----- Records for the exercise -----
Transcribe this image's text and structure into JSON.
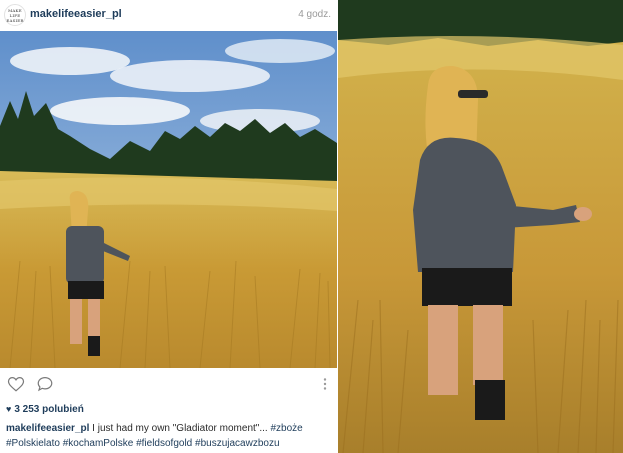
{
  "post": {
    "avatar_text": [
      "MAKE",
      "LIFE",
      "EASIER"
    ],
    "username": "makelifeeasier_pl",
    "time": "4 godz.",
    "likes": "3 253 polubień",
    "caption_user": "makelifeeasier_pl",
    "caption_text": " I just had my own \"Gladiator moment\"... ",
    "hashtags": [
      "#zboże",
      "#Polskielato",
      "#kochamPolske",
      "#fieldsofgold",
      "#buszujacawzbozu"
    ]
  },
  "icons": {
    "like": "heart-outline-icon",
    "comment": "comment-bubble-icon",
    "more": "vertical-dots-icon",
    "likes": "heart-filled-icon"
  },
  "colors": {
    "username": "#1e3c5a",
    "time": "#9a9a9a",
    "sky": "#7ea8d6",
    "trees": "#1f3a1e",
    "wheat": "#d4ad4a",
    "sweater": "#4e545c"
  }
}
-----
[Task instructions]: Quote the full listing above word for word; exclude every picture from the copy.

[Solution to the problem]:
Transcribe this image's text and structure into JSON.
{
  "post": {
    "avatar_text": [
      "MAKE",
      "LIFE",
      "EASIER"
    ],
    "username": "makelifeeasier_pl",
    "time": "4 godz.",
    "likes": "3 253 polubień",
    "caption_user": "makelifeeasier_pl",
    "caption_text": " I just had my own \"Gladiator moment\"... ",
    "hashtags": [
      "#zboże",
      "#Polskielato",
      "#kochamPolske",
      "#fieldsofgold",
      "#buszujacawzbozu"
    ]
  },
  "icons": {
    "like": "heart-outline-icon",
    "comment": "comment-bubble-icon",
    "more": "vertical-dots-icon",
    "likes": "heart-filled-icon"
  },
  "colors": {
    "username": "#1e3c5a",
    "time": "#9a9a9a",
    "sky": "#7ea8d6",
    "trees": "#1f3a1e",
    "wheat": "#d4ad4a",
    "sweater": "#4e545c"
  }
}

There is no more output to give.